_Brief_
Your answer should be one number: how many lines of the records hold the string "text".

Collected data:
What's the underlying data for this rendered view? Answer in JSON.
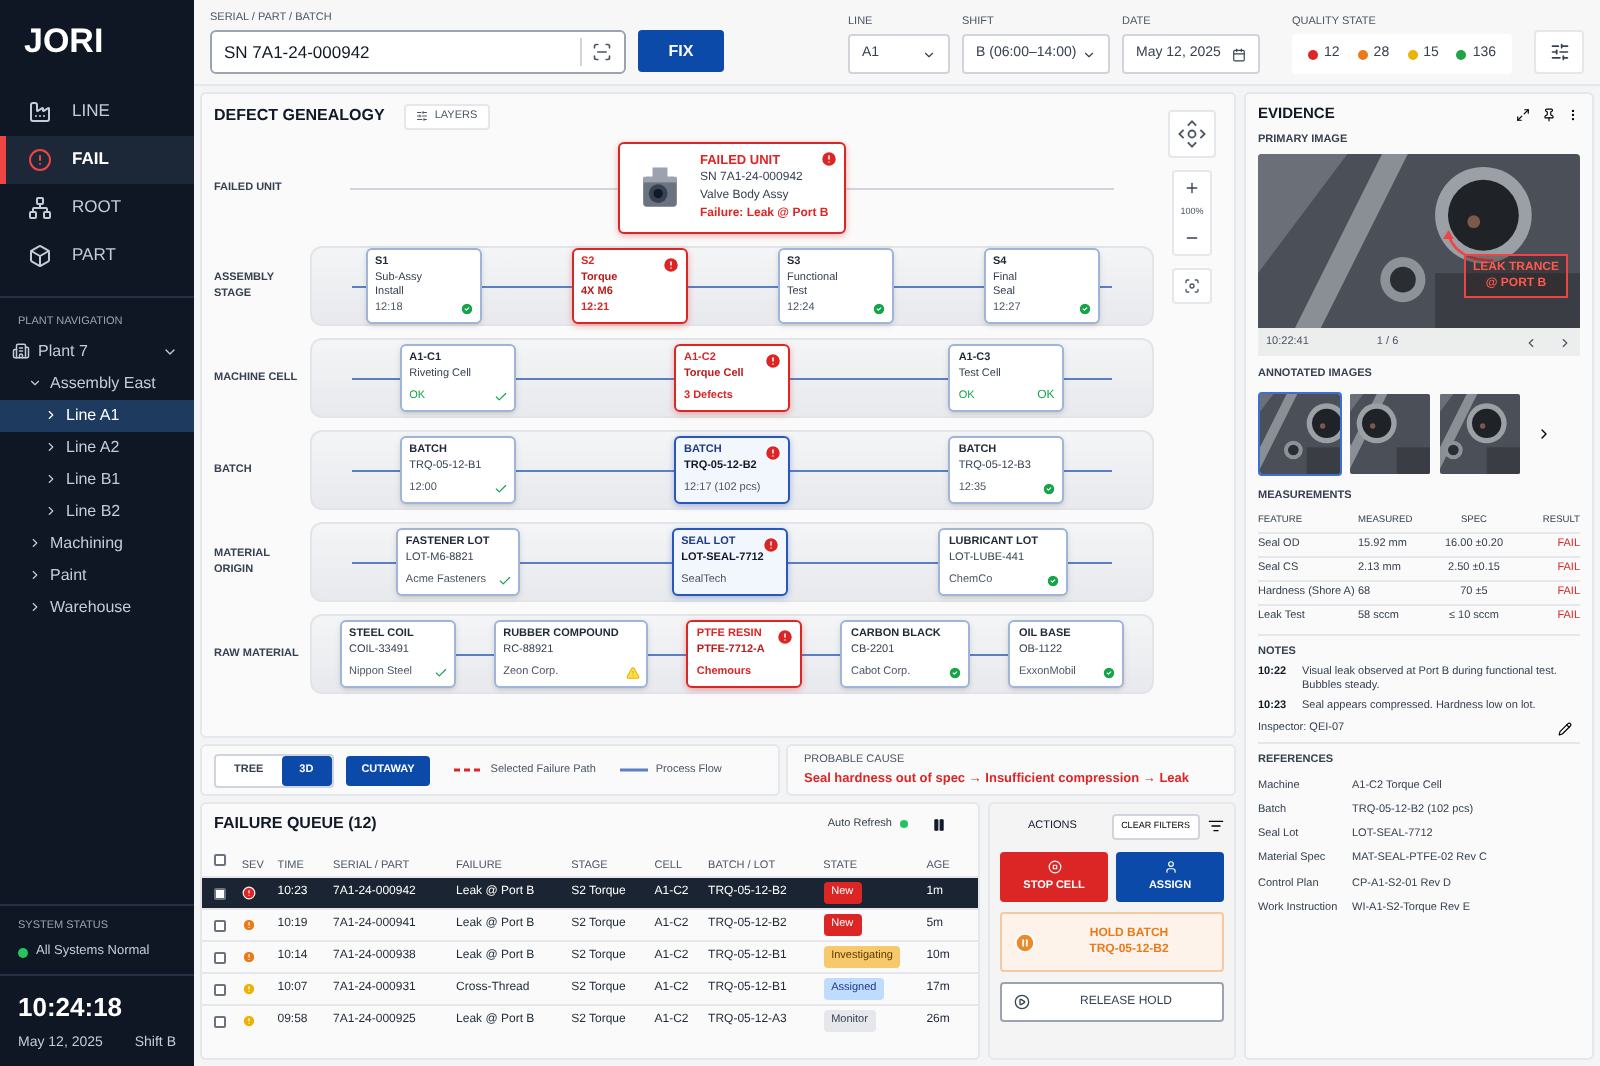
{
  "sidebar": {
    "logo": "JORI",
    "nav": [
      {
        "label": "LINE",
        "selected": false
      },
      {
        "label": "FAIL",
        "selected": true
      },
      {
        "label": "ROOT",
        "selected": false
      },
      {
        "label": "PART",
        "selected": false
      }
    ]
  },
  "plant_navigation": {
    "title": "PLANT NAVIGATION",
    "tree": [
      {
        "label": "Plant 7",
        "expanded": true,
        "selected": false,
        "children": [
          {
            "label": "Assembly East",
            "expanded": true,
            "selected": false,
            "children": [
              {
                "label": "Line A1",
                "expanded": false,
                "selected": true
              },
              {
                "label": "Line A2",
                "expanded": false,
                "selected": false
              },
              {
                "label": "Line B1",
                "expanded": false,
                "selected": false
              },
              {
                "label": "Line B2",
                "expanded": false,
                "selected": false
              }
            ]
          },
          {
            "label": "Machining",
            "expanded": false,
            "selected": false
          },
          {
            "label": "Paint",
            "expanded": false,
            "selected": false
          },
          {
            "label": "Warehouse",
            "expanded": false,
            "selected": false
          }
        ]
      }
    ]
  },
  "system_status": {
    "title": "SYSTEM STATUS",
    "status": "All Systems Normal",
    "ok": true
  },
  "clock": {
    "time": "10:24:18",
    "date": "May 12, 2025",
    "shift": "Shift B"
  },
  "top_bar": {
    "search": {
      "label": "SERIAL / PART / BATCH",
      "value": "SN 7A1-24-000942"
    },
    "fix_button": "FIX",
    "line": {
      "label": "LINE",
      "value": "A1"
    },
    "shift": {
      "label": "SHIFT",
      "value": "B (06:00–14:00)"
    },
    "date": {
      "label": "DATE",
      "value": "May 12, 2025"
    },
    "quality_state": {
      "label": "QUALITY STATE",
      "counts": [
        {
          "count": "12",
          "color": "#dc2626"
        },
        {
          "count": "28",
          "color": "#ea7a1a"
        },
        {
          "count": "15",
          "color": "#eab308"
        },
        {
          "count": "136",
          "color": "#22a348"
        }
      ]
    }
  },
  "genealogy": {
    "title": "DEFECT GENEALOGY",
    "layers_button": "LAYERS",
    "zoom_level": "100%",
    "layers": [
      {
        "label": "FAILED UNIT",
        "nodes": [
          {
            "kind": "unit",
            "title": "FAILED UNIT",
            "lines": [
              "SN 7A1-24-000942",
              "Valve Body Assy"
            ],
            "footer": "Failure: Leak @ Port B",
            "passed": false,
            "marker": {
              "kind": "alert"
            }
          }
        ]
      },
      {
        "label": "ASSEMBLY STAGE",
        "nodes": [
          {
            "kind": "normal",
            "title": "S1",
            "lines": [
              "Sub-Assy",
              "Install"
            ],
            "footer": "12:18",
            "passed": false,
            "marker": {
              "kind": "check-circle"
            }
          },
          {
            "kind": "failure",
            "title": "S2",
            "lines": [
              "Torque",
              "4X M6"
            ],
            "footer": "12:21",
            "passed": false,
            "marker": {
              "kind": "alert"
            }
          },
          {
            "kind": "normal",
            "title": "S3",
            "lines": [
              "Functional",
              "Test"
            ],
            "footer": "12:24",
            "passed": false,
            "marker": {
              "kind": "check-circle"
            }
          },
          {
            "kind": "normal",
            "title": "S4",
            "lines": [
              "Final",
              "Seal"
            ],
            "footer": "12:27",
            "passed": false,
            "marker": {
              "kind": "check-circle"
            }
          }
        ]
      },
      {
        "label": "MACHINE CELL",
        "nodes": [
          {
            "kind": "normal",
            "title": "A1-C1",
            "lines": [
              "Riveting Cell"
            ],
            "footer": "OK",
            "passed": true,
            "marker": {
              "kind": "tick"
            }
          },
          {
            "kind": "failure",
            "title": "A1-C2",
            "lines": [
              "Torque Cell"
            ],
            "footer": "3 Defects",
            "passed": false,
            "marker": {
              "kind": "alert"
            }
          },
          {
            "kind": "normal",
            "title": "A1-C3",
            "lines": [
              "Test Cell"
            ],
            "footer": "OK",
            "passed": true,
            "marker": {
              "kind": "text",
              "text": "OK"
            }
          }
        ]
      },
      {
        "label": "BATCH",
        "nodes": [
          {
            "kind": "normal",
            "title": "BATCH",
            "lines": [
              "TRQ-05-12-B1"
            ],
            "footer": "12:00",
            "passed": false,
            "marker": {
              "kind": "tick"
            }
          },
          {
            "kind": "highlight",
            "title": "BATCH",
            "lines": [
              "TRQ-05-12-B2"
            ],
            "footer": "12:17 (102 pcs)",
            "passed": false,
            "marker": {
              "kind": "alert"
            }
          },
          {
            "kind": "normal",
            "title": "BATCH",
            "lines": [
              "TRQ-05-12-B3"
            ],
            "footer": "12:35",
            "passed": false,
            "marker": {
              "kind": "check-circle"
            }
          }
        ]
      },
      {
        "label": "MATERIAL ORIGIN",
        "nodes": [
          {
            "kind": "normal",
            "title": "FASTENER LOT",
            "lines": [
              "LOT-M6-8821"
            ],
            "footer": "Acme Fasteners",
            "passed": false,
            "marker": {
              "kind": "tick"
            }
          },
          {
            "kind": "highlight",
            "title": "SEAL LOT",
            "lines": [
              "LOT-SEAL-7712"
            ],
            "footer": "SealTech",
            "passed": false,
            "marker": {
              "kind": "alert"
            }
          },
          {
            "kind": "normal",
            "title": "LUBRICANT LOT",
            "lines": [
              "LOT-LUBE-441"
            ],
            "footer": "ChemCo",
            "passed": false,
            "marker": {
              "kind": "check-circle"
            }
          }
        ]
      },
      {
        "label": "RAW MATERIAL",
        "nodes": [
          {
            "kind": "normal",
            "title": "STEEL COIL",
            "lines": [
              "COIL-33491"
            ],
            "footer": "Nippon Steel",
            "passed": false,
            "marker": {
              "kind": "tick"
            }
          },
          {
            "kind": "normal",
            "title": "RUBBER COMPOUND",
            "lines": [
              "RC-88921"
            ],
            "footer": "Zeon Corp.",
            "passed": false,
            "marker": {
              "kind": "warning"
            }
          },
          {
            "kind": "failure",
            "title": "PTFE RESIN",
            "lines": [
              "PTFE-7712-A"
            ],
            "footer": "Chemours",
            "passed": false,
            "marker": {
              "kind": "alert"
            }
          },
          {
            "kind": "normal",
            "title": "CARBON BLACK",
            "lines": [
              "CB-2201"
            ],
            "footer": "Cabot Corp.",
            "passed": false,
            "marker": {
              "kind": "check-circle"
            }
          },
          {
            "kind": "normal",
            "title": "OIL BASE",
            "lines": [
              "OB-1122"
            ],
            "footer": "ExxonMobil",
            "passed": false,
            "marker": {
              "kind": "check-circle"
            }
          }
        ]
      }
    ]
  },
  "view_controls": {
    "views": [
      {
        "label": "TREE",
        "selected": false
      },
      {
        "label": "3D",
        "selected": true
      }
    ],
    "cutaway_button": "CUTAWAY",
    "legend": [
      {
        "kind": "dashed",
        "label": "Selected Failure Path"
      },
      {
        "kind": "solid",
        "label": "Process Flow"
      }
    ]
  },
  "probable_cause": {
    "label": "PROBABLE CAUSE",
    "text": "Seal hardness out of spec → Insufficient compression → Leak"
  },
  "failure_queue": {
    "title": "FAILURE QUEUE (12)",
    "auto_refresh": "Auto Refresh",
    "auto_refresh_on": true,
    "all_checked": false,
    "columns": [
      "SEV",
      "TIME",
      "SERIAL / PART",
      "FAILURE",
      "STAGE",
      "CELL",
      "BATCH / LOT",
      "STATE",
      "AGE"
    ],
    "rows": [
      {
        "selected": true,
        "checked": false,
        "color": "#dc2626",
        "time": "10:23",
        "serial": "7A1-24-000942",
        "failure": "Leak @ Port B",
        "stage": "S2 Torque",
        "cell": "A1-C2",
        "batch": "TRQ-05-12-B2",
        "state": {
          "label": "New",
          "kind": "new"
        },
        "age": "1m"
      },
      {
        "selected": false,
        "checked": false,
        "color": "#ea7a1a",
        "time": "10:19",
        "serial": "7A1-24-000941",
        "failure": "Leak @ Port B",
        "stage": "S2 Torque",
        "cell": "A1-C2",
        "batch": "TRQ-05-12-B2",
        "state": {
          "label": "New",
          "kind": "new"
        },
        "age": "5m"
      },
      {
        "selected": false,
        "checked": false,
        "color": "#ea7a1a",
        "time": "10:14",
        "serial": "7A1-24-000938",
        "failure": "Leak @ Port B",
        "stage": "S2 Torque",
        "cell": "A1-C2",
        "batch": "TRQ-05-12-B1",
        "state": {
          "label": "Investigating",
          "kind": "investigating"
        },
        "age": "10m"
      },
      {
        "selected": false,
        "checked": false,
        "color": "#eab308",
        "time": "10:07",
        "serial": "7A1-24-000931",
        "failure": "Cross-Thread",
        "stage": "S2 Torque",
        "cell": "A1-C2",
        "batch": "TRQ-05-12-B1",
        "state": {
          "label": "Assigned",
          "kind": "assigned"
        },
        "age": "17m"
      },
      {
        "selected": false,
        "checked": false,
        "color": "#eab308",
        "time": "09:58",
        "serial": "7A1-24-000925",
        "failure": "Leak @ Port B",
        "stage": "S2 Torque",
        "cell": "A1-C2",
        "batch": "TRQ-05-12-A3",
        "state": {
          "label": "Monitor",
          "kind": "monitor"
        },
        "age": "26m"
      }
    ]
  },
  "actions": {
    "title": "ACTIONS",
    "clear_filters": "CLEAR FILTERS",
    "buttons": [
      {
        "kind": "stop",
        "label": "STOP CELL"
      },
      {
        "kind": "assign",
        "label": "ASSIGN"
      },
      {
        "kind": "hold",
        "label": "HOLD BATCH",
        "sublabel": "TRQ-05-12-B2"
      },
      {
        "kind": "release",
        "label": "RELEASE HOLD"
      }
    ]
  },
  "evidence": {
    "title": "EVIDENCE",
    "primary_label": "PRIMARY IMAGE",
    "annotation": "LEAK TRANCE @ PORT B",
    "timestamp": "10:22:41",
    "pager": "1 / 6",
    "annotated_label": "ANNOTATED IMAGES",
    "thumbnails": [
      {
        "selected": true
      },
      {
        "selected": false
      },
      {
        "selected": false
      }
    ],
    "measurements": {
      "title": "MEASUREMENTS",
      "columns": [
        "FEATURE",
        "MEASURED",
        "SPEC",
        "RESULT"
      ],
      "rows": [
        {
          "feature": "Seal OD",
          "measured": "15.92 mm",
          "spec": "16.00 ±0.20",
          "result": "FAIL",
          "failed": true
        },
        {
          "feature": "Seal CS",
          "measured": "2.13 mm",
          "spec": "2.50 ±0.15",
          "result": "FAIL",
          "failed": true
        },
        {
          "feature": "Hardness (Shore A)",
          "measured": "68",
          "spec": "70 ±5",
          "result": "FAIL",
          "failed": true
        },
        {
          "feature": "Leak Test",
          "measured": "58 sccm",
          "spec": "≤ 10 sccm",
          "result": "FAIL",
          "failed": true
        }
      ]
    },
    "notes": {
      "title": "NOTES",
      "entries": [
        {
          "time": "10:22",
          "text": "Visual leak observed at Port B during functional test. Bubbles steady."
        },
        {
          "time": "10:23",
          "text": "Seal appears compressed. Hardness low on lot."
        }
      ],
      "inspector": "Inspector: QEI-07"
    },
    "references": {
      "title": "REFERENCES",
      "rows": [
        {
          "label": "Machine",
          "value": "A1-C2 Torque Cell"
        },
        {
          "label": "Batch",
          "value": "TRQ-05-12-B2 (102 pcs)"
        },
        {
          "label": "Seal Lot",
          "value": "LOT-SEAL-7712"
        },
        {
          "label": "Material Spec",
          "value": "MAT-SEAL-PTFE-02 Rev C"
        },
        {
          "label": "Control Plan",
          "value": "CP-A1-S2-01 Rev D"
        },
        {
          "label": "Work Instruction",
          "value": "WI-A1-S2-Torque Rev E"
        }
      ]
    }
  }
}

_Final result_
5